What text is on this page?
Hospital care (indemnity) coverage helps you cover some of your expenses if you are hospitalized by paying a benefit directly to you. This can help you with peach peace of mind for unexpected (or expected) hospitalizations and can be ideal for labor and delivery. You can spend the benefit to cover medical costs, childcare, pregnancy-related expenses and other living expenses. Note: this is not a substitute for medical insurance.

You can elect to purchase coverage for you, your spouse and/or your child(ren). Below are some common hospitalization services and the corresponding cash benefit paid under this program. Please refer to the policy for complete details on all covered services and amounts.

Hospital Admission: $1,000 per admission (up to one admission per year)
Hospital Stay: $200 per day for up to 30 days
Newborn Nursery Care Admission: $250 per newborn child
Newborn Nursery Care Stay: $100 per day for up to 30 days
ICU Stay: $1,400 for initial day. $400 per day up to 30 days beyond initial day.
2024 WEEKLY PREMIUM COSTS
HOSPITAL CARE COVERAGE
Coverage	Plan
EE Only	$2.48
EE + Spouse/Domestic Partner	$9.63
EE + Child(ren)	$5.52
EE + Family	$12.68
──────────────────────────────
TASK STATEMENT: Which lines contain the word "this"? Return each of them.

SOLUTION:
What text is on this page?
Hospital care (indemnity) coverage helps you cover some of your expenses if you are hospitalized by paying a benefit directly to you. This can help you with peach peace of mind for unexpected (or expected) hospitalizations and can be ideal for labor and delivery. You can spend the benefit to cover medical costs, childcare, pregnancy-related expenses and other living expenses. Note: this is not a substitute for medical insurance.
You can elect to purchase coverage for you, your spouse and/or your child(ren). Below are some common hospitalization services and the corresponding cash benefit paid under this program. Please refer to the policy for complete details on all covered services and amounts.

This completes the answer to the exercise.